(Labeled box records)
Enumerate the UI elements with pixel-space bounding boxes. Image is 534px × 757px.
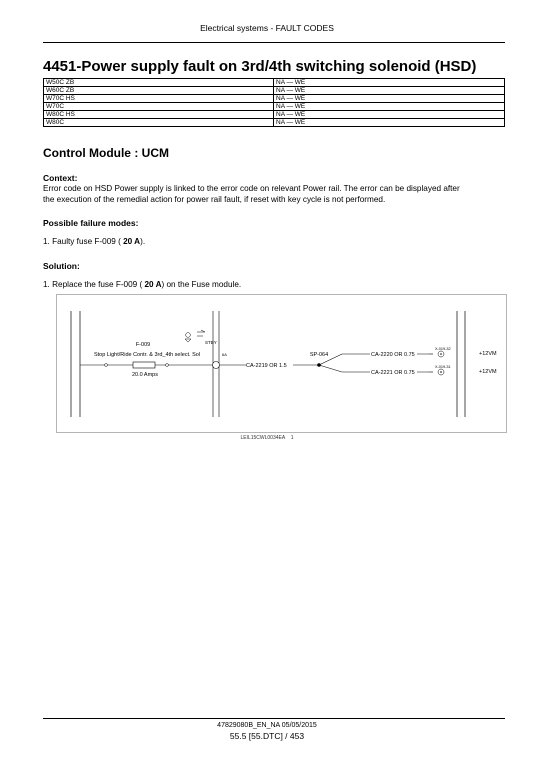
context-line-1: Error code on HSD Power supply is linked to the error code on relevant Power rail. The error can be displayed after xyxy=(43,184,460,193)
failure-modes-heading: Possible failure modes: xyxy=(43,218,139,228)
context-line-2: the execution of the remedial action for power rail fault, if reset with key cycle is not performed. xyxy=(43,195,386,204)
fuse-description: Stop Light/Ride Contr. & 3rd_4th select. Sol xyxy=(93,352,201,358)
footer-rule xyxy=(43,718,505,719)
model-name-cell: W60C ZB xyxy=(44,87,274,95)
model-name-cell: W50C ZB xyxy=(44,79,274,87)
control-module-heading: Control Module : UCM xyxy=(43,146,169,160)
failure-item-value: 20 A xyxy=(123,237,141,246)
model-row xyxy=(44,111,505,119)
wire-lower-label: CA-2221 OR 0.75 xyxy=(371,370,415,376)
model-row xyxy=(44,103,505,111)
solution-item-value: 20 A xyxy=(144,280,162,289)
model-name-cell: W70C xyxy=(44,103,274,111)
model-applicability-cell: NA — WE xyxy=(274,103,505,111)
model-name-cell: W80C HS xyxy=(44,111,274,119)
connector-upper-label: X-019-32 xyxy=(435,347,451,351)
model-row xyxy=(44,79,505,87)
figure-caption xyxy=(0,435,534,441)
failure-mode-item xyxy=(43,237,145,246)
dest-upper-label: +12VM xyxy=(479,351,497,357)
figure-code: LEIL15CWL0034EA xyxy=(240,435,286,441)
model-row xyxy=(44,87,505,95)
footer-page-ref: 55.5 [55.DTC] / 453 xyxy=(229,731,305,741)
solution-item xyxy=(43,280,241,289)
wire-upper-label: CA-2220 OR 0.75 xyxy=(371,352,415,358)
footer-doc-ref: 47829080B_EN_NA 05/05/2015 xyxy=(217,722,317,729)
figure-number: 1 xyxy=(290,435,294,441)
dest-lower-label: +12VM xyxy=(479,369,497,375)
fuse-rating: 20.0 Amps xyxy=(132,372,158,378)
model-row xyxy=(44,95,505,103)
key-icon xyxy=(185,330,205,342)
model-applicability-cell: NA — WE xyxy=(274,111,505,119)
wiring-diagram xyxy=(56,294,507,433)
fuse-terminal: 6A xyxy=(222,352,227,357)
solution-heading: Solution: xyxy=(43,261,80,271)
solution-item-suffix: ) on the Fuse module. xyxy=(161,280,242,289)
splice-label: SP-064 xyxy=(309,352,329,358)
model-name-cell: W70C HS xyxy=(44,95,274,103)
connector-lower-label: X-019-31 xyxy=(435,365,451,369)
fault-title: 4451-Power supply fault on 3rd/4th switching solenoid (HSD) xyxy=(43,58,477,75)
model-table xyxy=(43,78,505,127)
context-heading: Context: xyxy=(43,173,78,183)
fuse-icon xyxy=(133,362,155,368)
fuse-id: F-009 xyxy=(135,342,151,348)
header-rule xyxy=(43,42,505,43)
fuse-pin-left xyxy=(105,364,108,367)
failure-item-suffix: ). xyxy=(140,237,146,246)
model-applicability-cell: NA — WE xyxy=(274,119,505,127)
fuse-pin-right xyxy=(166,364,169,367)
context-text xyxy=(43,183,513,205)
model-applicability-cell: NA — WE xyxy=(274,87,505,95)
model-name-cell: W80C xyxy=(44,119,274,127)
model-row xyxy=(44,119,505,127)
wire-main-label-text: CA-2219 OR 1.5 xyxy=(246,362,287,369)
solution-item-prefix: 1. Replace the fuse F-009 ( xyxy=(43,280,145,289)
running-header: Electrical systems - FAULT CODES xyxy=(200,23,334,33)
model-applicability-cell: NA — WE xyxy=(274,95,505,103)
model-applicability-cell: NA — WE xyxy=(274,79,505,87)
failure-item-prefix: 1. Faulty fuse F-009 ( xyxy=(43,237,124,246)
stby-label: STBY xyxy=(205,340,217,345)
connector-icon xyxy=(213,362,220,369)
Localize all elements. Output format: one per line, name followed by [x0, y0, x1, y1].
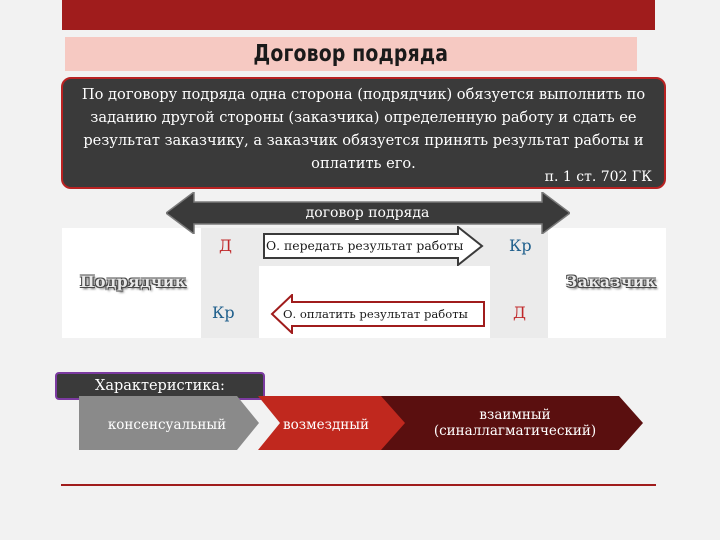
party-contractor: Подрядчик — [80, 272, 187, 291]
obligation-transfer-label: О. передать результат работы — [266, 238, 464, 253]
row2-left-mark: Кр — [212, 303, 235, 322]
row1-right-mark: Кр — [509, 236, 532, 255]
obligation-payment-label: О. оплатить результат работы — [283, 307, 468, 321]
party-customer: Заказчик — [566, 272, 657, 291]
top-bar — [62, 0, 655, 30]
characteristics-label: Характеристика: — [55, 372, 265, 400]
definition-text: По договору подряда одна сторона (подрядчик) обязуется выполнить по заданию другой стороны (заказчика) определенную работу и сдать ее результат заказчику, а заказчик обязуется принять результат работы и оплатить его. — [81, 86, 646, 172]
characteristic-onerous: возмездный — [283, 417, 369, 433]
row1-left-mark: Д — [219, 236, 233, 255]
definition-reference: п. 1 ст. 702 ГК — [544, 169, 652, 185]
characteristic-consensual: консенсуальный — [107, 417, 227, 433]
row2-right-mark: Д — [513, 303, 527, 322]
characteristic-mutual: взаимный (синаллагматический) — [433, 407, 597, 439]
title-banner — [65, 37, 637, 71]
definition-box — [61, 77, 666, 189]
contract-arrow-label: договор подряда — [305, 205, 430, 221]
bottom-divider — [61, 484, 656, 486]
page-title: Договор подряда — [253, 41, 449, 67]
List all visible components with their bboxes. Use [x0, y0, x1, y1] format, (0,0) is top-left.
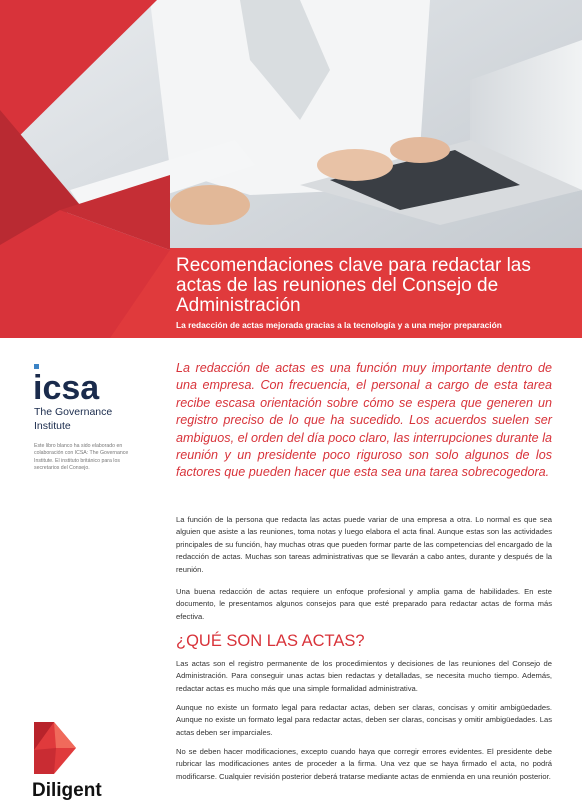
document-title: Recomendaciones clave para redactar las actas de las reuniones del Consejo de Administración: [176, 255, 531, 316]
diligent-logo-mark: [32, 720, 78, 776]
org-name-line-1: The Governance: [34, 406, 113, 418]
body-paragraph-2: Una buena redacción de actas requiere un enfoque profesional y amplia gama de habilidades. En este documento, le presentamos algunos consejos para que esté preparado para redactar actas de forma más efectiva.: [176, 587, 552, 621]
icsa-logo: [32, 362, 122, 402]
section-heading: ¿QUÉ SON LAS ACTAS?: [176, 632, 365, 650]
icsa-logo-text: icsa: [33, 369, 100, 402]
hero-banner: [0, 0, 582, 338]
sidebar-note: Este libro blanco ha sido elaborado en colaboración con ICSA: The Governance Institute. El instituto británico para los secretarios del Consejo.: [34, 443, 129, 471]
body-paragraph-1: La función de la persona que redacta las actas puede variar de una empresa a otra. Lo normal es que sea alguien que asiste a las reuniones, toma notas y luego elabora el acta final. Aunque estas son las actividades principales de su función, hay muchas otras que pueden formar parte de las competencias del encargado de la redacción de actas. Muchas son tareas administrativas que se llevarán a cabo antes, durante y después de la reunión.: [176, 515, 552, 574]
document-subtitle: La redacción de actas mejorada gracias a la tecnología y a una mejor preparación: [176, 320, 502, 330]
body-paragraph-4: Aunque no existe un formato legal para redactar actas, deben ser claras, concisas y omitir ambigüedades. Aunque no existe un formato legal para redactar actas, deben ser claras, concisas y omitir ambigüedades. Las actas deben ser imparciales.: [176, 703, 552, 737]
diligent-logo-text: Diligent: [32, 780, 102, 801]
org-name-line-2: Institute: [34, 420, 71, 432]
body-paragraph-5: No se deben hacer modificaciones, excepto cuando haya que corregir errores evidentes. El presidente debe rubricar las modificaciones antes de proceder a la firma. Una vez que se haya firmado el acta, no podrá modificarse. Cualquier revisión posterior deberá tratarse mediante actas de enmienda en una reunión posterior.: [176, 747, 552, 781]
body-paragraph-3: Las actas son el registro permanente de los procedimientos y decisiones de las reuniones del Consejo de Administración. Para conseguir unas actas bien redactas y detalladas, se necesita mucho tiempo. Además, redactar actas es mucho más que una simple formalidad administrativa.: [176, 659, 552, 693]
lead-paragraph: La redacción de actas es una función muy importante dentro de una empresa. Con frecuencia, el personal a cargo de esta tarea recibe escasa orientación sobre cómo se espera que generen un registro preciso de lo que ha sucedido. Los acuerdos suelen ser ambiguos, el orden del día poco claro, las interrupciones durante la reunión y un presidente poco riguroso son solo algunos de los factores que pueden hacer que esta sea una tarea sobrecogedora.: [176, 361, 552, 480]
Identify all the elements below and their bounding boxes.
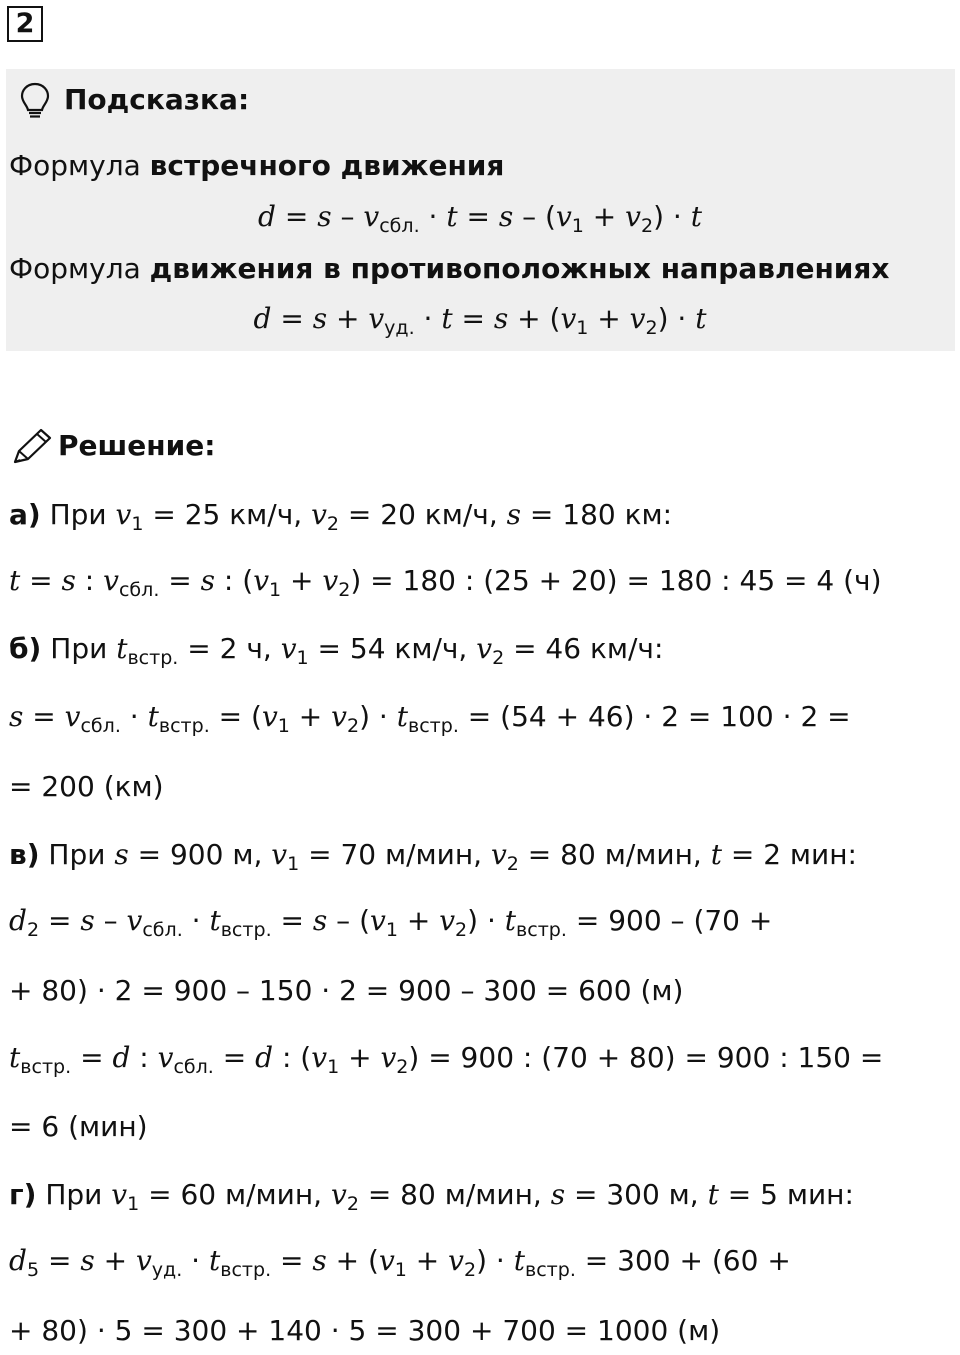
solution-b-calc-2: = 200 (км) [9,770,164,803]
pencil-icon [10,426,54,466]
task-number: 2 [7,6,43,42]
hint-formula-2-caption: Формула движения в противоположных направлениях [9,252,890,285]
solution-g-given: г) При $v_1 = 60$ м/мин, $v_2 = 80$ м/мин, s = 300 м, t = 5 мин: [9,1178,854,1216]
solution-v-calc-2: + 80) · 2 = 900 – 150 · 2 = 900 – 300 = 600 (м) [9,974,684,1007]
solution-v-calc-3: $t_{встр.} = d$ : $v_{сбл.} = d$ : $(v_1 + v_2) = 900$ : (70 + 80) = 900 : 150 = [9,1041,884,1079]
solution-a-given: а) При $v_1 = 25$ км/ч, $v_2 = 20$ км/ч, s = 180 км: [9,498,673,536]
solution-b-calc-1: $s = v_{сбл.} \cdot t_{встр.} = (v_1 + v_2) \cdot t_{встр.} = (54 + 46) \cdot 2 = 100 \cdot 2$ = [9,700,851,738]
solution-g-calc-2: + 80) · 5 = 300 + 140 · 5 = 300 + 700 = 1000 (м) [9,1314,721,1347]
solution-g-calc-1: $d_5 = s + v_{уд.} \cdot t_{встр.} = s + (v_1 + v_2) \cdot t_{встр.} = 300 + (60$ + [9,1244,791,1282]
hint-title: Подсказка: [64,83,250,116]
solution-b-given: б) При $t_{встр.} = 2$ ч, $v_1 = 54$ км/ч, $v_2 = 46$ км/ч: [9,632,664,670]
hint-formula-1-caption: Формула встречного движения [9,149,505,182]
solution-header [10,426,215,466]
solution-v-calc-4: = 6 (мин) [9,1110,148,1143]
lightbulb-icon [18,81,52,119]
hint-formula-2: $d = s + v_{уд.} \cdot t = s + (v_1 + v_2) \cdot t$ [253,302,707,340]
solution-v-calc-1: $d_2 = s - v_{сбл.} \cdot t_{встр.} = s - (v_1 + v_2) \cdot t_{встр.} = 900 - (70$ + [9,904,773,942]
hint-formula-1: $d = s - v_{сбл.} \cdot t = s - (v_1 + v_2) \cdot t$ [257,200,702,238]
solution-a-calc: t = s : $v_{сбл.} = s$ : $(v_1 + v_2) = 180$ : (25 + 20) = 180 : 45 = 4 (ч) [9,564,882,602]
solution-v-given: в) При s = 900 м, $v_1 = 70$ м/мин, $v_2 = 80$ м/мин, t = 2 мин: [9,838,857,876]
solution-title: Решение: [58,429,216,462]
hint-header [18,80,249,120]
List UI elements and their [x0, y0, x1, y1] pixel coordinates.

== Required work ==
Copy the part of the listing that opens with the line containing "document-title: Recomendaciones clave" and closes with the line containing "body-paragraph-2: Una buena", both included, keeping every line exactly as it appears.

== Solution to this problem ==
document-title: Recomendaciones clave para redactar las actas de las reuniones del Consejo de Administración: [176, 255, 531, 316]
diligent-logo-mark: [32, 720, 78, 776]
org-name-line-1: The Governance: [34, 406, 113, 418]
body-paragraph-2: Una buena redacción de actas requiere un enfoque profesional y amplia gama de habilidades. En este documento, le presentamos algunos consejos para que esté preparado para redactar actas de forma más efectiva.: [176, 587, 552, 621]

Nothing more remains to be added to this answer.